Find and return each line containing "Latitude".

▶ **Exercise materials**:
______
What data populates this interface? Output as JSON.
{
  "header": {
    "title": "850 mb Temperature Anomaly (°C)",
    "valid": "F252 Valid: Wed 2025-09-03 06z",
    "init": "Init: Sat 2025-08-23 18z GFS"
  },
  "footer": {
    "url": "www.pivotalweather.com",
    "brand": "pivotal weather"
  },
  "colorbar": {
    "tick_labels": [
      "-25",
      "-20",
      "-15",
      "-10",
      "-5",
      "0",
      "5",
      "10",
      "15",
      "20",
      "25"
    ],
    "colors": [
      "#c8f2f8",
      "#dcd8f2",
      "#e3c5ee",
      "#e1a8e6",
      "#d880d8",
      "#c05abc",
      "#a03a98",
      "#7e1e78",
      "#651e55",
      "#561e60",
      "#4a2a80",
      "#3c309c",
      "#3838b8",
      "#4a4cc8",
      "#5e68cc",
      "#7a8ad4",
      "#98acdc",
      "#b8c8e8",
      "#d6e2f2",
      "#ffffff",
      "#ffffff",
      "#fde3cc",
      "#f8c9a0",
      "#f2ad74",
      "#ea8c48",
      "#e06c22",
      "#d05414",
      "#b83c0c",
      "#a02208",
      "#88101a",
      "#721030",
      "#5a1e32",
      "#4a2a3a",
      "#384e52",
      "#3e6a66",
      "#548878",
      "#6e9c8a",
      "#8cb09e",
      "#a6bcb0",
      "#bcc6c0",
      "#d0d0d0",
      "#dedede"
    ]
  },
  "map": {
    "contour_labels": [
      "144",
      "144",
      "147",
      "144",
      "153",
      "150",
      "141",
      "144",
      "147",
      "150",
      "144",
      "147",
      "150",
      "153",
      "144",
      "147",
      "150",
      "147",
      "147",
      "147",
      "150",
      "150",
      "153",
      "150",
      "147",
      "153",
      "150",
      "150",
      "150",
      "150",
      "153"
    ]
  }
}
______
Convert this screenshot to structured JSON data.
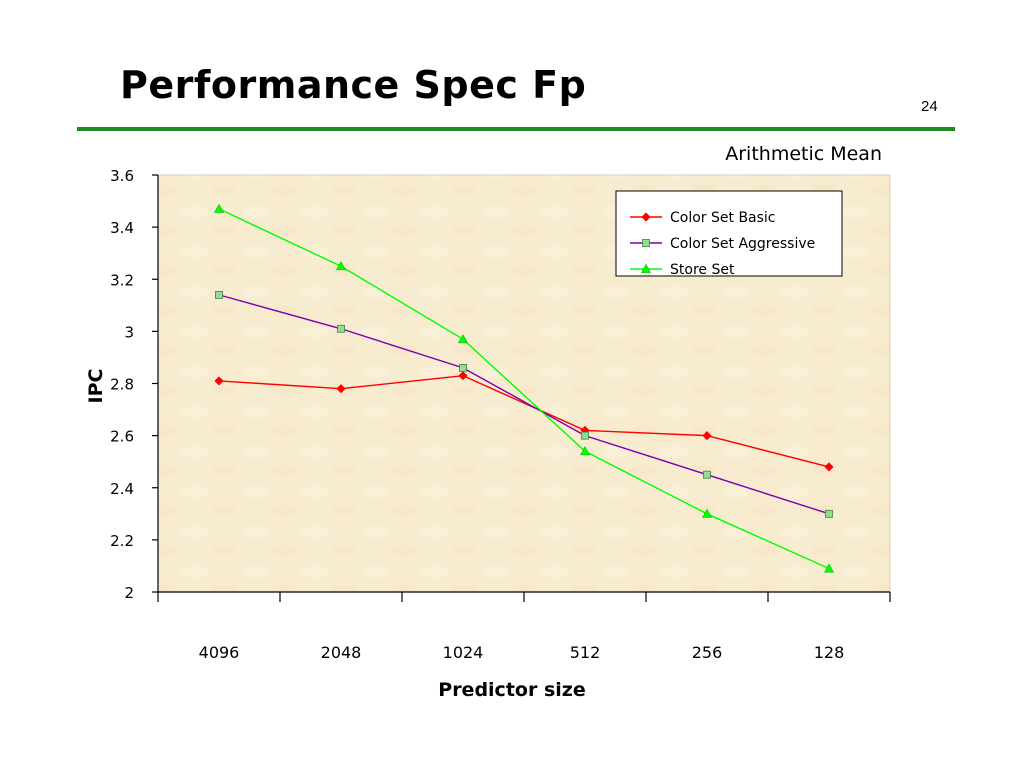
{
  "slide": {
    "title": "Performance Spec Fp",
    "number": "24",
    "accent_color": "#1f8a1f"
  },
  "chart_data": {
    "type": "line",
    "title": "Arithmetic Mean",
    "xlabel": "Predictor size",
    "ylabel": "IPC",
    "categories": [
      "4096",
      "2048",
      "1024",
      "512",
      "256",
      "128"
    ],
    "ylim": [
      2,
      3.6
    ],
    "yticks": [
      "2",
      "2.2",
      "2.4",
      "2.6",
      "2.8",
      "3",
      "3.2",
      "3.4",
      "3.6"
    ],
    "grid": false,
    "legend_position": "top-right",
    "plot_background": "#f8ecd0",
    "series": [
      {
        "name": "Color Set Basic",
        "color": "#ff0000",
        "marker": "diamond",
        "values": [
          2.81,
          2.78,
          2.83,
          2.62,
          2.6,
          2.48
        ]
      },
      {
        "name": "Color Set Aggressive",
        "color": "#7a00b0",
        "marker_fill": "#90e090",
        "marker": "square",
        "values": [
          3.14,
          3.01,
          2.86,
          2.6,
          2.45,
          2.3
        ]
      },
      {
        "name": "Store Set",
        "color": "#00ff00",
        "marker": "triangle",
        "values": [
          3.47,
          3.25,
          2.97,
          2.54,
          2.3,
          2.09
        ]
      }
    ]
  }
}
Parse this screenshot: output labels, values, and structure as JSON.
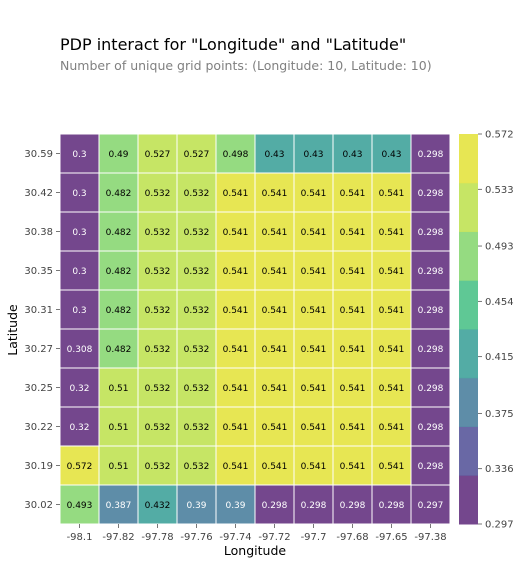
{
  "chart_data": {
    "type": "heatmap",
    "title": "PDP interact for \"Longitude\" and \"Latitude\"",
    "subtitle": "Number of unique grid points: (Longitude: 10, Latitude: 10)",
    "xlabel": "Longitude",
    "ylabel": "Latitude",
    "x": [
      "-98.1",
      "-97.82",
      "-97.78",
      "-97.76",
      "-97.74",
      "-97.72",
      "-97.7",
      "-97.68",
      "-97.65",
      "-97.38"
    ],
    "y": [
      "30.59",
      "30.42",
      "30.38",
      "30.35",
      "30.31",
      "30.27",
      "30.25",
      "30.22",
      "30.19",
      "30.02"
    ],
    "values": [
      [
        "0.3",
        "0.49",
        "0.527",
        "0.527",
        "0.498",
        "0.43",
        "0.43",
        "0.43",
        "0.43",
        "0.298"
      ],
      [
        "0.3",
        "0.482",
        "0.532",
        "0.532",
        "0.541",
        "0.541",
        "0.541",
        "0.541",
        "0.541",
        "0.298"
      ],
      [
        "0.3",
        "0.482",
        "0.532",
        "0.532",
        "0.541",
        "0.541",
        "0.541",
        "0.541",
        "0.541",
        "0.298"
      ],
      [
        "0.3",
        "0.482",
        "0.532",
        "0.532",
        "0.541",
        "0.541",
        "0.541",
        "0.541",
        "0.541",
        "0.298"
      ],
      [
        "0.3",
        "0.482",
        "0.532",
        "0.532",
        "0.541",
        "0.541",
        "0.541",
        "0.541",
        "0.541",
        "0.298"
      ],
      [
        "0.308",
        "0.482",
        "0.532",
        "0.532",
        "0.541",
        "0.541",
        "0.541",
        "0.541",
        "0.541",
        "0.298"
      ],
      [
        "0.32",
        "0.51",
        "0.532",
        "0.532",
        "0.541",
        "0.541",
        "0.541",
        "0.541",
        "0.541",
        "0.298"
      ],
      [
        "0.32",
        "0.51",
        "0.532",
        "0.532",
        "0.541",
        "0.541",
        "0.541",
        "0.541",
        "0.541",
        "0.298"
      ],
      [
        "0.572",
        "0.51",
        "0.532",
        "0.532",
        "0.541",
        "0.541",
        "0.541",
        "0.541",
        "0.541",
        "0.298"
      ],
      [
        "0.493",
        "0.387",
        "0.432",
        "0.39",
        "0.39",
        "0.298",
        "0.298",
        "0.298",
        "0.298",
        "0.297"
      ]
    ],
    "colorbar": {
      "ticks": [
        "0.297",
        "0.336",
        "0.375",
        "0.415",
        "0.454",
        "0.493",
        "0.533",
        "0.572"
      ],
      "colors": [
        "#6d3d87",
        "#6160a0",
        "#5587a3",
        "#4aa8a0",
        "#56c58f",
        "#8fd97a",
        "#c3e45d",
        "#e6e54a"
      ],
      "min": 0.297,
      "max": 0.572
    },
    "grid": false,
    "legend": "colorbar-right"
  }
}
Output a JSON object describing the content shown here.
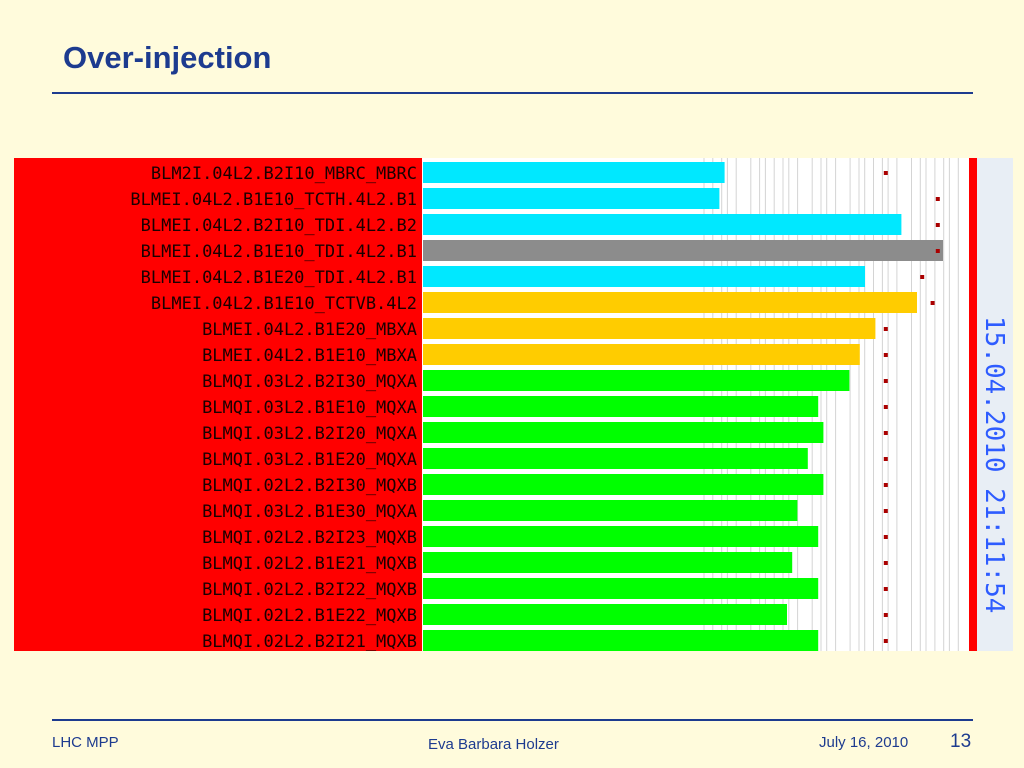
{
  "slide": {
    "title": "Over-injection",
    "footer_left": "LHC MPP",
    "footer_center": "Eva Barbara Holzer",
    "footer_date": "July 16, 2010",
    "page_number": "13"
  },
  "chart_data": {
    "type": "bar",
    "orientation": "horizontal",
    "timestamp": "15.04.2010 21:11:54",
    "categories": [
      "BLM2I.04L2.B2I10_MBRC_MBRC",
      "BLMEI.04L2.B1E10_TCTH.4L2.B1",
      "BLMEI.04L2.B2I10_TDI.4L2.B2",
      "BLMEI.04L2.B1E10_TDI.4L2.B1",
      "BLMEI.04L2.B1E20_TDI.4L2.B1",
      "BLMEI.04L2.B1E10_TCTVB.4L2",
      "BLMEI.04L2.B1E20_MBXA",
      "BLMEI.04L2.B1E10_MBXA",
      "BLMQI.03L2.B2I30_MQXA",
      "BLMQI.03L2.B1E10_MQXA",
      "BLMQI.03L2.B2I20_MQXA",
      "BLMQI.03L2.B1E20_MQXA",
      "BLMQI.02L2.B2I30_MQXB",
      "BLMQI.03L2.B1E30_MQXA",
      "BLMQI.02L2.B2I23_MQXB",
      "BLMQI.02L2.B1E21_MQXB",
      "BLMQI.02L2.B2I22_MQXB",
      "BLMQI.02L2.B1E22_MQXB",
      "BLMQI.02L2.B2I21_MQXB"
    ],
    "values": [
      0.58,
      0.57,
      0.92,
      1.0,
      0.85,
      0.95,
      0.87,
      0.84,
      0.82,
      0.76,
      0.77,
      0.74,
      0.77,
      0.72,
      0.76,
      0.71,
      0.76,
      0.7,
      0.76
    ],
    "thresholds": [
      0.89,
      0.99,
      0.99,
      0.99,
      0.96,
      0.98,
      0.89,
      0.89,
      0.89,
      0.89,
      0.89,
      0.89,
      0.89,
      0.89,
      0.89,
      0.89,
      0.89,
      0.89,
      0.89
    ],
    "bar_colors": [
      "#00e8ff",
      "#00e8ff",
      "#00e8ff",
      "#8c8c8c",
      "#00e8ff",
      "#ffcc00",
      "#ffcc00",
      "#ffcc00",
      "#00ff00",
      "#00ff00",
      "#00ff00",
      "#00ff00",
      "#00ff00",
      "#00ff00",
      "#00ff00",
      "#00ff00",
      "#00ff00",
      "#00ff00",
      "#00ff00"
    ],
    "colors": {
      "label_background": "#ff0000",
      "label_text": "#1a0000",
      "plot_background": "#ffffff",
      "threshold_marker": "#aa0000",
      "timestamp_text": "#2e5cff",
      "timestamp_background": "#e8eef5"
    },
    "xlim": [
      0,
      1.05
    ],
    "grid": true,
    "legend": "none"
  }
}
______
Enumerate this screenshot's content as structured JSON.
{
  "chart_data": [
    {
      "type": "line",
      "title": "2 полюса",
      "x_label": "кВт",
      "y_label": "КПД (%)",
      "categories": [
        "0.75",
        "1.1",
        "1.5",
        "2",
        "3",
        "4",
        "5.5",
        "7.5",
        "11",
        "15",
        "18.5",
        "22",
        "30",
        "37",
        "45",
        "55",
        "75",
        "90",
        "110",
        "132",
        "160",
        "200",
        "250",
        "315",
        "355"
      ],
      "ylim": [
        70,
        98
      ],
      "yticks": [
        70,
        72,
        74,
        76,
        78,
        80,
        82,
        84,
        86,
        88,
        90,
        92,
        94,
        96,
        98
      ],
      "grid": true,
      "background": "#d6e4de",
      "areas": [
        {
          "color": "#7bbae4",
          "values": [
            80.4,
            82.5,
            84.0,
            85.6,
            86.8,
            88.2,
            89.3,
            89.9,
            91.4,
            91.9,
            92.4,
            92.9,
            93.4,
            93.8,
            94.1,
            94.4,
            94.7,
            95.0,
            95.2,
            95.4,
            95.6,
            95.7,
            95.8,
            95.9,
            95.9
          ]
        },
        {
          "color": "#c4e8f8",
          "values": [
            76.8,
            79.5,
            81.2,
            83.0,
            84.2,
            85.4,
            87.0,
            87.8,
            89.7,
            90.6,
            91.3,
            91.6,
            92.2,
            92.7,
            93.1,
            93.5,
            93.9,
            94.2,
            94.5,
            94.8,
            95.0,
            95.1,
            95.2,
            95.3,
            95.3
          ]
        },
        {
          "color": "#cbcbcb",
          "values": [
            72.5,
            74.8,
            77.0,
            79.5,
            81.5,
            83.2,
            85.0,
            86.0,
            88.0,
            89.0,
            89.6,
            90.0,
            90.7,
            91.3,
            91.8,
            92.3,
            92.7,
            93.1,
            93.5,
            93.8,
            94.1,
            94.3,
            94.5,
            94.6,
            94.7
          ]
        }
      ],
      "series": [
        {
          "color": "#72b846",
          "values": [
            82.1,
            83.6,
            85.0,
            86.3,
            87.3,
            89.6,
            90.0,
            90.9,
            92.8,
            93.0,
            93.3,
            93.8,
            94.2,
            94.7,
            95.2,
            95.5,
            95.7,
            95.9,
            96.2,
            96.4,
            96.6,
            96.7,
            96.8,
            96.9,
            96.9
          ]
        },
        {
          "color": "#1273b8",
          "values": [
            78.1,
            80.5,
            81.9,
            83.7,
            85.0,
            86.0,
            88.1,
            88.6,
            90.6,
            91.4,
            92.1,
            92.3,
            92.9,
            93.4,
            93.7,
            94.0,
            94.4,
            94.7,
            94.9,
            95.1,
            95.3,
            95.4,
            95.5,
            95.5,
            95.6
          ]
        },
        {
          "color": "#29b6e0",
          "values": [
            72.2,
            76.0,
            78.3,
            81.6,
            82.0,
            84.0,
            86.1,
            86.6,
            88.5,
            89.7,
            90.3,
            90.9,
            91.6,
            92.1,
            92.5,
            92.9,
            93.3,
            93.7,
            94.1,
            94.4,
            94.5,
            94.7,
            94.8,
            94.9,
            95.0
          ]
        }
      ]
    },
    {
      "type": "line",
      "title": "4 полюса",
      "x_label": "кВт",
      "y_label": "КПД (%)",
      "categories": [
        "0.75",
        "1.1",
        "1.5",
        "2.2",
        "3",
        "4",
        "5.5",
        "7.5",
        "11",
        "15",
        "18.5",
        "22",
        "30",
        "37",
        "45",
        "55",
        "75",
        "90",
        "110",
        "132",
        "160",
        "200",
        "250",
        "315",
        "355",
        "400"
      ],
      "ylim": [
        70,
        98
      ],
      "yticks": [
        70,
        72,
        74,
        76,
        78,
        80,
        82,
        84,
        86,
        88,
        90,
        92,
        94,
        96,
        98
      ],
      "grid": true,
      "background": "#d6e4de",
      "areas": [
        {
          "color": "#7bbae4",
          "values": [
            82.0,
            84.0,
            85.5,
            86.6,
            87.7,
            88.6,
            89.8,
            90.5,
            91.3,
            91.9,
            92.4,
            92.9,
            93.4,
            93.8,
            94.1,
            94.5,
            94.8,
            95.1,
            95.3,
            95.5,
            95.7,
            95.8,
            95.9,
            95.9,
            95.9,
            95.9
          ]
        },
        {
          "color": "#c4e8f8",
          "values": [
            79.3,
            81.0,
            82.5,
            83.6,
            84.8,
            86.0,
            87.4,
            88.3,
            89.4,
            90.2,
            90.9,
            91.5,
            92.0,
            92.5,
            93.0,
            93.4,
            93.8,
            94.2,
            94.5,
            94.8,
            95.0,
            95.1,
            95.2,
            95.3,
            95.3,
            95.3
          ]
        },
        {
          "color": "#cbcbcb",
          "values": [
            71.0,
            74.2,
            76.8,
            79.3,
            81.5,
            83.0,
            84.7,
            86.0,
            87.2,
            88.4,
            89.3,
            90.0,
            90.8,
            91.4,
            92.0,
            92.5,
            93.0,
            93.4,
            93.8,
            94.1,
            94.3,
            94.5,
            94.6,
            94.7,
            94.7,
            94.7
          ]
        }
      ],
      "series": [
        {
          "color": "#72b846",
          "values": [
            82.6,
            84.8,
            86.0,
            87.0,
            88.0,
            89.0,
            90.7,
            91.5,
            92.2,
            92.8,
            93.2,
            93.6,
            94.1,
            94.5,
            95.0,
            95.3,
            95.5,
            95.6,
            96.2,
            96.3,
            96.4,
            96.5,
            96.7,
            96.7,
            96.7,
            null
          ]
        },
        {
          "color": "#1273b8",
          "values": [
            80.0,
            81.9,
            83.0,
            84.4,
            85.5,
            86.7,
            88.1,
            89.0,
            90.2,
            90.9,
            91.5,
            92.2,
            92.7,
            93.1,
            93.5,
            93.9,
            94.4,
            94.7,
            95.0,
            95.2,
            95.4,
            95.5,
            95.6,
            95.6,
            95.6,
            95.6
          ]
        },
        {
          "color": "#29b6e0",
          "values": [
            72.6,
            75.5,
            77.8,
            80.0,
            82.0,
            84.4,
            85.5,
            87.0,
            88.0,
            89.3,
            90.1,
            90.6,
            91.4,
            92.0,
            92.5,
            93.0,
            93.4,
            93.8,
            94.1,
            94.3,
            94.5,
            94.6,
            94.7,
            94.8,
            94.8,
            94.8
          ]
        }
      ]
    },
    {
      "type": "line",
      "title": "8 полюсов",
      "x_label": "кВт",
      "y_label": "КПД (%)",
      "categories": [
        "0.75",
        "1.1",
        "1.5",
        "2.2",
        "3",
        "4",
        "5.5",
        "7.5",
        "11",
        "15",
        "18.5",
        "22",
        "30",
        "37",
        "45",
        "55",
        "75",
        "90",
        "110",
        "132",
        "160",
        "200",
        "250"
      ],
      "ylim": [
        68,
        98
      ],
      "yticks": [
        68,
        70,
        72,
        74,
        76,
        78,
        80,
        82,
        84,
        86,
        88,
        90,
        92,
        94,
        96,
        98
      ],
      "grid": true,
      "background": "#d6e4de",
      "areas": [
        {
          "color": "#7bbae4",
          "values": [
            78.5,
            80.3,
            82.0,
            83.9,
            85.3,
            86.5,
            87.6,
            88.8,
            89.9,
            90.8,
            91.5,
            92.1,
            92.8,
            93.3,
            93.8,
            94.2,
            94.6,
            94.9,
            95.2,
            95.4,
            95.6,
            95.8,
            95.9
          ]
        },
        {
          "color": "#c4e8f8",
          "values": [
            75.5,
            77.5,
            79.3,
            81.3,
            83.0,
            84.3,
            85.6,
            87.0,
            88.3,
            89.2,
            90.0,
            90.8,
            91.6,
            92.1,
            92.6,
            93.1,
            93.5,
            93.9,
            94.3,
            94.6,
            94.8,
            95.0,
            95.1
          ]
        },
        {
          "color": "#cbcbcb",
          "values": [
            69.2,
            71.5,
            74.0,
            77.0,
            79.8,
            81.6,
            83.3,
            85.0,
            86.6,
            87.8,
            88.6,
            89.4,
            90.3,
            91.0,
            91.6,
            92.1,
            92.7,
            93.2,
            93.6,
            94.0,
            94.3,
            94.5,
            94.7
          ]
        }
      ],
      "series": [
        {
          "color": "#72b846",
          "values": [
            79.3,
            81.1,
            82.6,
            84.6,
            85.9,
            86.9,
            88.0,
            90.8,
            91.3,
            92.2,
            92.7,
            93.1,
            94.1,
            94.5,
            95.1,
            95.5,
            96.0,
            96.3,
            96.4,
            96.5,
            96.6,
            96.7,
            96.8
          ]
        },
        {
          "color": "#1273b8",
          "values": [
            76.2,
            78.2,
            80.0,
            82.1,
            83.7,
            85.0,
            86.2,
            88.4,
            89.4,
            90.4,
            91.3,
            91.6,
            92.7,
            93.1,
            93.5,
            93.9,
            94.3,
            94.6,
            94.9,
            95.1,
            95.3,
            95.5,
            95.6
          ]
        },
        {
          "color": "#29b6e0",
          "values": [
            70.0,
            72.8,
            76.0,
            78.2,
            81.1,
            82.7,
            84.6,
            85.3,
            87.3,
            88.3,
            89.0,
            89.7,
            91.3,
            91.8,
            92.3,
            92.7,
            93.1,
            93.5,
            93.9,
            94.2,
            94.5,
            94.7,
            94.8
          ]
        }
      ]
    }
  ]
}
______
▶ **Problem solution**:
    "title": "PDP interact for \"Longitude\" and \"Latitude\"",
    "subtitle": "Number of unique grid points: (Longitude: 10, Latitude: 10)",
    "ylabel": "Latitude",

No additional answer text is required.